== GIVEN INSTRUCTION ==
Return the listing below verbatim. Pictures do not belong in the copy.

== MATERIAL PROVIDED ==
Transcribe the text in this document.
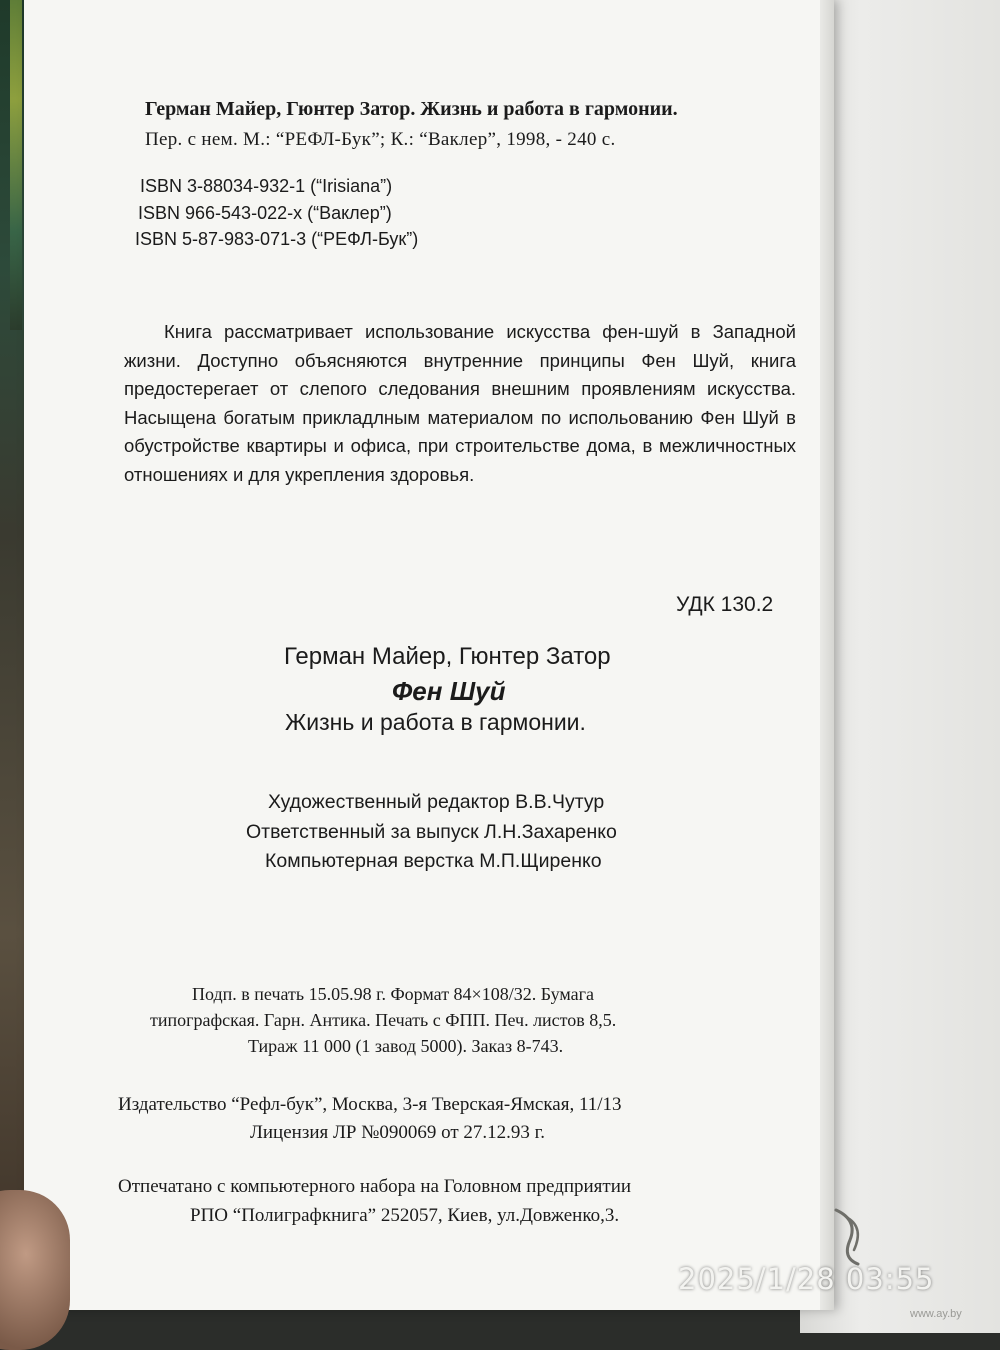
Герман Майер, Гюнтер Затор. Жизнь и работа в гармонии.
Пер. с нем. М.: “РЕФЛ-Бук”; К.: “Ваклер”, 1998, - 240 с.
ISBN 3-88034-932-1 (“Irisiana”)
ISBN 966-543-022-х (“Ваклер”)
ISBN 5-87-983-071-3 (“РЕФЛ-Бук”)
Книга рассматривает использование искусства фен-шуй в Западной жизни. Доступно объясняются внутренние принципы Фен Шуй, книга предостерегает от слепого следования внешним проявлениям искусства. Насыщена богатым прикладлным материалом по испольованию Фен Шуй в обустройстве квартиры и офиса, при строительстве дома, в межличностных отношениях и для укрепления здоровья.
УДК 130.2
Герман Майер, Гюнтер Затор
Фен Шуй
Жизнь и работа в гармонии.
Художественный редактор В.В.Чутур
Ответственный за выпуск Л.Н.Захаренко
Компьютерная верстка М.П.Щиренко
Подп. в печать 15.05.98 г. Формат 84×108/32. Бумага
типографская. Гарн. Антика. Печать с ФПП. Печ. листов 8,5.
Тираж 11 000 (1 завод 5000). Заказ 8-743.
Издательство “Рефл-бук”, Москва, 3-я Тверская-Ямская, 11/13
Лицензия ЛР №090069 от 27.12.93 г.
Отпечатано с компьютерного набора на Головном предприятии
РПО “Полиграфкнига” 252057, Киев, ул.Довженко,3.
2025/1/28 03:55
www.ay.by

== ANSWER TO THE TASK ==
Transcribe the text in this document.
Герман Майер, Гюнтер Затор. Жизнь и работа в гармонии.
Пер. с нем. М.: “РЕФЛ-Бук”; К.: “Ваклер”, 1998, - 240 с.
ISBN 3-88034-932-1 (“Irisiana”)
ISBN 966-543-022-х (“Ваклер”)
ISBN 5-87-983-071-3 (“РЕФЛ-Бук”)
Книга рассматривает использование искусства фен-шуй в Западной жизни. Доступно объясняются внутренние принципы Фен Шуй, книга предостерегает от слепого следования внешним проявлениям искусства. Насыщена богатым прикладлным материалом по испольованию Фен Шуй в обустройстве квартиры и офиса, при строительстве дома, в межличностных отношениях и для укрепления здоровья.
УДК 130.2
Герман Майер, Гюнтер Затор
Фен Шуй
Жизнь и работа в гармонии.
Художественный редактор В.В.Чутур
Ответственный за выпуск Л.Н.Захаренко
Компьютерная верстка М.П.Щиренко
Подп. в печать 15.05.98 г. Формат 84×108/32. Бумага
типографская. Гарн. Антика. Печать с ФПП. Печ. листов 8,5.
Тираж 11 000 (1 завод 5000). Заказ 8-743.
Издательство “Рефл-бук”, Москва, 3-я Тверская-Ямская, 11/13
Лицензия ЛР №090069 от 27.12.93 г.
Отпечатано с компьютерного набора на Головном предприятии
РПО “Полиграфкнига” 252057, Киев, ул.Довженко,3.
2025/1/28 03:55
www.ay.by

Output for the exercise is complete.